> _What this task involves_
Going through the material below, please gather all lines with the word "όπως" in them.

> _Dataset extract_
:::::

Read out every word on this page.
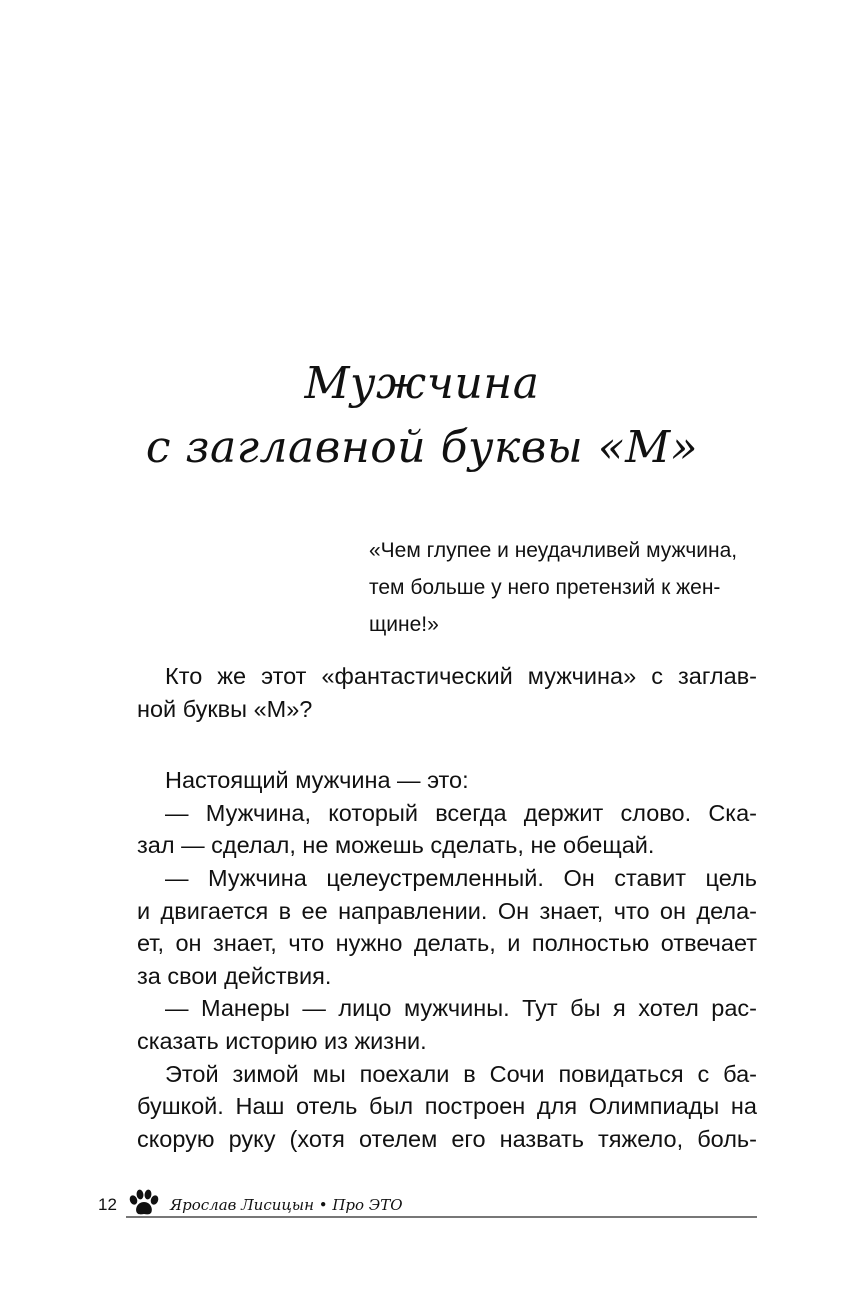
Мужчина
с заглавной буквы «М»
«Чем глупее и неудачливей мужчина,
тем больше у него претензий к жен-
щине!»
Кто же этот «фантастический мужчина» с заглав-
ной буквы «М»?
Настоящий мужчина — это:
— Мужчина, который всегда держит слово. Ска-
зал — сделал, не можешь сделать, не обещай.
— Мужчина целеустремленный. Он ставит цель
и двигается в ее направлении. Он знает, что он дела-
ет, он знает, что нужно делать, и полностью отвечает
за свои действия.
— Манеры — лицо мужчины. Тут бы я хотел рас-
сказать историю из жизни.
Этой зимой мы поехали в Сочи повидаться с ба-
бушкой. Наш отель был построен для Олимпиады на
скорую руку (хотя отелем его назвать тяжело, боль-
12	Ярослав Лисицын • Про ЭТО
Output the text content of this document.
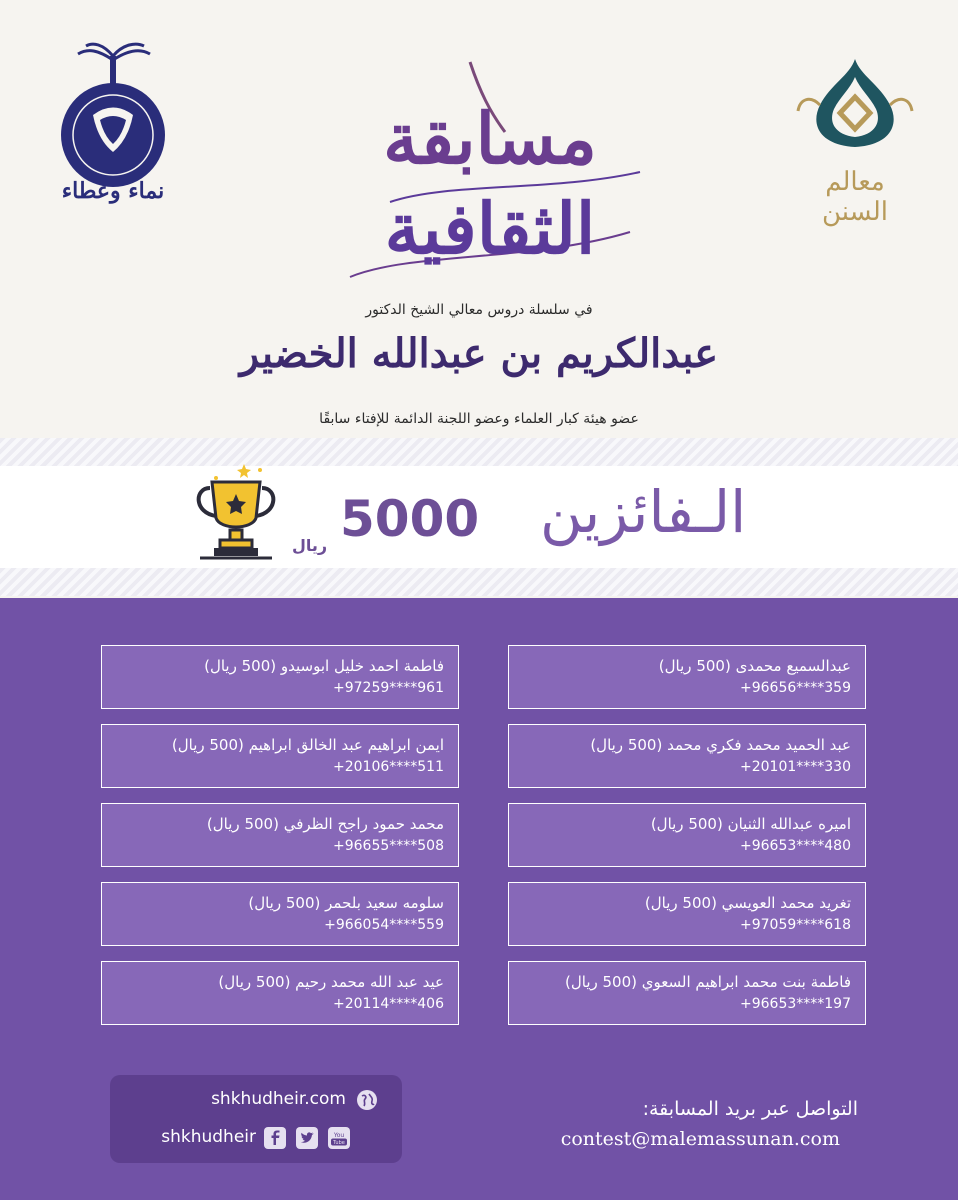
نماء وعطاء	معالم السنن
مسابقة
الثقافية
في سلسلة دروس معالي الشيخ الدكتور
عبدالكريم بن عبدالله الخضير
عضو هيئة كبار العلماء وعضو اللجنة الدائمة للإفتاء سابقًا
الـفائزين
5000
ريال
عبدالسميع محمدى (500 ريال)
+96656****359
فاطمة احمد خليل ابوسيدو (500 ريال)
+97259****961
عبد الحميد محمد فكري محمد (500 ريال)
+20101****330
ايمن ابراهيم عبد الخالق ابراهيم (500 ريال)
+20106****511
اميره عبدالله الثنيان (500 ريال)
+96653****480
محمد حمود راجح الظرفي (500 ريال)
+96655****508
تغريد محمد العويسي (500 ريال)
+97059****618
سلومه سعيد بلحمر (500 ريال)
+966054****559
فاطمة بنت محمد ابراهيم السعوي (500 ريال)
+96653****197
عيد عبد الله محمد رحيم (500 ريال)
+20114****406
shkhudheir.com
shkhudheir	You
Tube
التواصل عبر بريد المسابقة:
contest@malemassunan.com
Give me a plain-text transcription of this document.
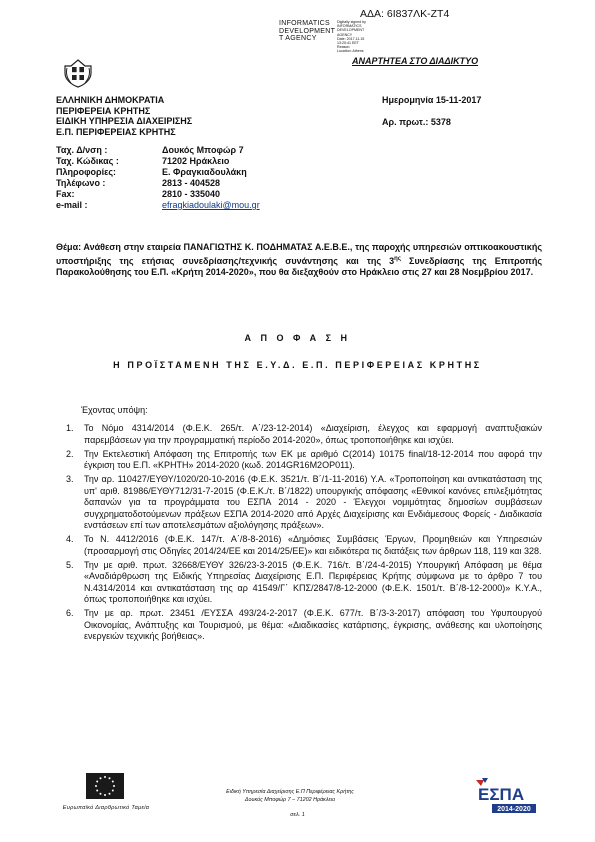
ΑΔΑ: 6Ι837ΛΚ-ΖΤ4
INFORMATICS
DEVELOPMENT
T AGENCY
Digitally signed by
INFORMATICS DEVELOPMENT AGENCY
Date: 2017.11.15 13:20:41 EET
Reason:
Location: Athens
ΑΝΑΡΤΗΤΕΑ ΣΤΟ ΔΙΑΔΙΚΤΥΟ
ΕΛΛΗΝΙΚΗ ΔΗΜΟΚΡΑΤΙΑ
ΠΕΡΙΦΕΡΕΙΑ ΚΡΗΤΗΣ
ΕΙΔΙΚΗ ΥΠΗΡΕΣΙΑ ΔΙΑΧΕΙΡΙΣΗΣ
Ε.Π. ΠΕΡΙΦΕΡΕΙΑΣ ΚΡΗΤΗΣ
Ημερομηνία 15-11-2017
Αρ. πρωτ.: 5378
Ταχ. Δ/νση :	Δουκός Μπoφώρ 7
Ταχ. Κώδικας :	71202 Ηράκλειο
Πληροφορίες:	Ε. Φραγκιαδουλάκη
Τηλέφωνο :	2813 - 404528
Fax:	2810 - 335040
e-mail :	efragkiadoulaki@mou.gr
Θέμα: Ανάθεση στην εταιρεία ΠΑΝΑΓΙΩΤΗΣ Κ. ΠΟΔΗΜΑΤΑΣ Α.Ε.Β.Ε., της παροχής υπηρεσιών οπτικοακουστικής υποστήριξης της ετήσιας συνεδρίασης/τεχνικής συνάντησης και της $3^{\eta\varsigma}$ Συνεδρίασης της Επιτροπής Παρακολούθησης του Ε.Π. «Κρήτη 2014-2020», που θα διεξαχθούν στο Ηράκλειο στις 27 και 28 Νοεμβρίου 2017.
Α Π Ο Φ Α Σ Η
Η ΠΡΟΪΣΤΑΜΕΝΗ ΤΗΣ Ε.Υ.Δ. Ε.Π. ΠΕΡΙΦΕΡΕΙΑΣ ΚΡΗΤΗΣ
Έχοντας υπόψη:
1. Το Νόμο 4314/2014 (Φ.Ε.Κ. 265/τ. Α΄/23-12-2014) «Διαχείριση, έλεγχος και εφαρμογή αναπτυξιακών παρεμβάσεων για την προγραμματική περίοδο 2014-2020», όπως τροποποιήθηκε και ισχύει.
2. Την Εκτελεστική Απόφαση της Επιτροπής των ΕΚ με αριθμό C(2014) 10175 final/18-12-2014 που αφορά την έγκριση του Ε.Π. «ΚΡΗΤΗ» 2014-2020 (κωδ. 2014GR16M2OP011).
3. Την αρ. 110427/ΕΥΘΥ/1020/20-10-2016 (Φ.Ε.Κ. 3521/τ. Β΄/1-11-2016) Υ.Α. «Τροποποίηση και αντικατάσταση της υπ' αριθ. 81986/ΕΥΘΥ712/31-7-2015 (Φ.Ε.Κ./τ. Β΄/1822) υπουργικής απόφασης «Εθνικοί κανόνες επιλεξιμότητας δαπανών για τα προγράμματα του ΕΣΠΑ 2014 - 2020 - Έλεγχοι νομιμότητας δημοσίων συμβάσεων συγχρηματοδοτούμενων πράξεων ΕΣΠΑ 2014-2020 από Αρχές Διαχείρισης και Ενδιάμεσους Φορείς - Διαδικασία ενστάσεων επί των αποτελεσμάτων αξιολόγησης πράξεων».
4. Το Ν. 4412/2016 (Φ.Ε.Κ. 147/τ. Α΄/8-8-2016) «Δημόσιες Συμβάσεις Έργων, Προμηθειών και Υπηρεσιών (προσαρμογή στις Οδηγίες 2014/24/ΕΕ και 2014/25/ΕΕ)» και ειδικότερα τις διατάξεις των άρθρων 118, 119 και 328.
5. Την με αριθ. πρωτ. 32668/ΕΥΘΥ 326/23-3-2015 (Φ.Ε.Κ. 716/τ. Β΄/24-4-2015) Υπουργική Απόφαση με θέμα «Αναδιάρθρωση της Ειδικής Υπηρεσίας Διαχείρισης Ε.Π. Περιφέρειας Κρήτης σύμφωνα με το άρθρο 7 του Ν.4314/2014 και αντικατάσταση της αρ 41549/Γ΄ ΚΠΣ/2847/8-12-2000 (Φ.Ε.Κ. 1501/τ. Β΄/8-12-2000)» Κ.Υ.Α., όπως τροποποιήθηκε και ισχύει.
6. Την με αρ. πρωτ. 23451 /ΕΥΣΣΑ 493/24-2-2017 (Φ.Ε.Κ. 677/τ. Β΄/3-3-2017) απόφαση του Υφυπουργού Οικονομίας, Ανάπτυξης και Τουρισμού, με θέμα: «Διαδικασίες κατάρτισης, έγκρισης, ανάθεσης και υλοποίησης ενεργειών τεχνικής βοήθειας».
Ευρωπαϊκό Διαρθρωτικό Ταμεία
Ειδική Υπηρεσία Διαχείρισης Ε.Π Περιφέρειας Κρήτης
Δουκός Μπoφώρ 7 – 71202 Ηράκλειο
σελ. 1
ΕΣΠΑ
2014-2020
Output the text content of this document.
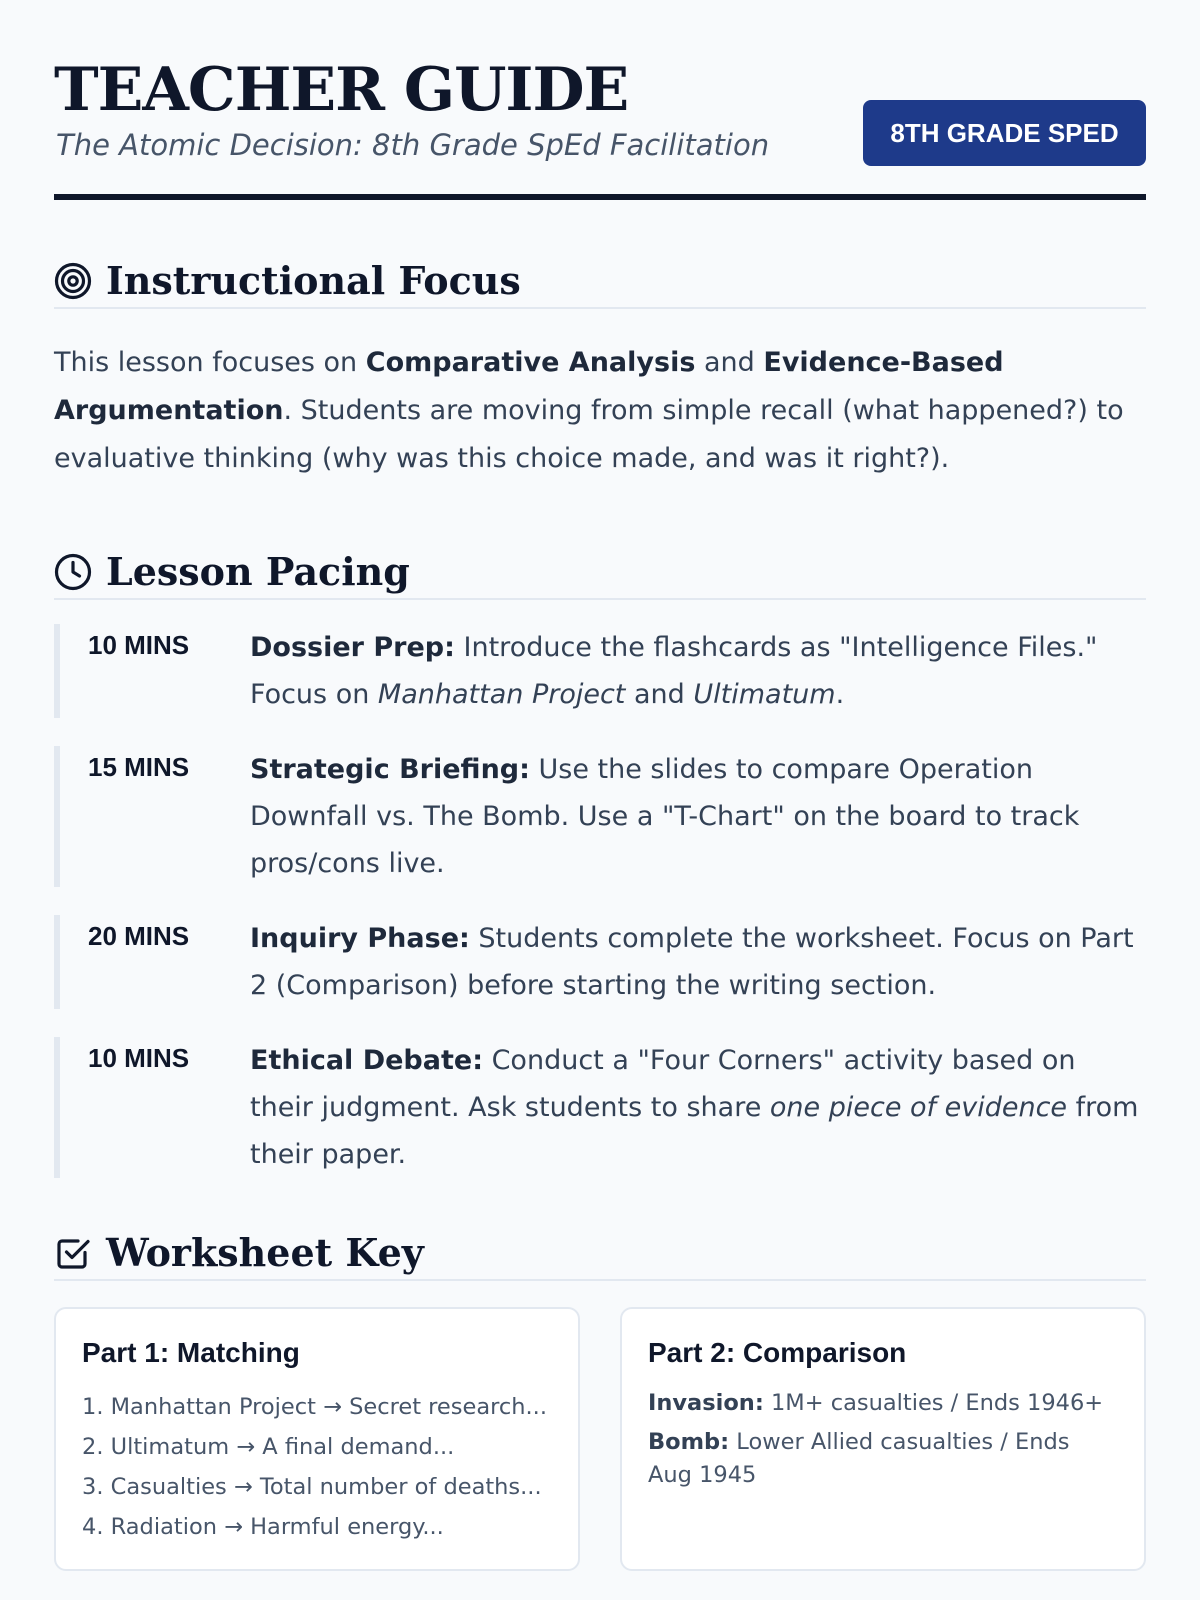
TEACHER GUIDE

The Atomic Decision: 8th Grade SpEd Facilitation	8TH GRADE SPED
Instructional Focus

This lesson focuses on Comparative Analysis and Evidence-Based Argumentation. Students are moving from simple recall (what happened?) to evaluative thinking (why was this choice made, and was it right?).

Lesson Pacing
10 MINS	Dossier Prep: Introduce the flashcards as "Intelligence Files." Focus on Manhattan Project and Ultimatum.
15 MINS	Strategic Briefing: Use the slides to compare Operation Downfall vs. The Bomb. Use a "T-Chart" on the board to track pros/cons live.
20 MINS	Inquiry Phase: Students complete the worksheet. Focus on Part 2 (Comparison) before starting the writing section.
10 MINS	Ethical Debate: Conduct a "Four Corners" activity based on their judgment. Ask students to share one piece of evidence from their paper.
Worksheet Key
Part 1: Matching
1. Manhattan Project → Secret research...
2. Ultimatum → A final demand...
3. Casualties → Total number of deaths...
4. Radiation → Harmful energy...
Part 2: Comparison
Invasion: 1M+ casualties / Ends 1946+
Bomb: Lower Allied casualties / Ends Aug 1945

:::::

> _Task output_
1. Το Νόμο 4314/2014 (Φ.Ε.Κ. 265/τ. Α΄/23-12-2014) «Διαχείριση, έλεγχος και εφαρμογή αναπτυξιακών παρεμβάσεων για την προγραμματική περίοδο 2014-2020», όπως τροποποιήθηκε και ισχύει.
5. Την με αριθ. πρωτ. 32668/ΕΥΘΥ 326/23-3-2015 (Φ.Ε.Κ. 716/τ. Β΄/24-4-2015) Υπουργική Απόφαση με θέμα «Αναδιάρθρωση της Ειδικής Υπηρεσίας Διαχείρισης Ε.Π. Περιφέρειας Κρήτης σύμφωνα με το άρθρο 7 του Ν.4314/2014 και αντικατάσταση της αρ 41549/Γ΄ ΚΠΣ/2847/8-12-2000 (Φ.Ε.Κ. 1501/τ. Β΄/8-12-2000)» Κ.Υ.Α., όπως τροποποιήθηκε και ισχύει.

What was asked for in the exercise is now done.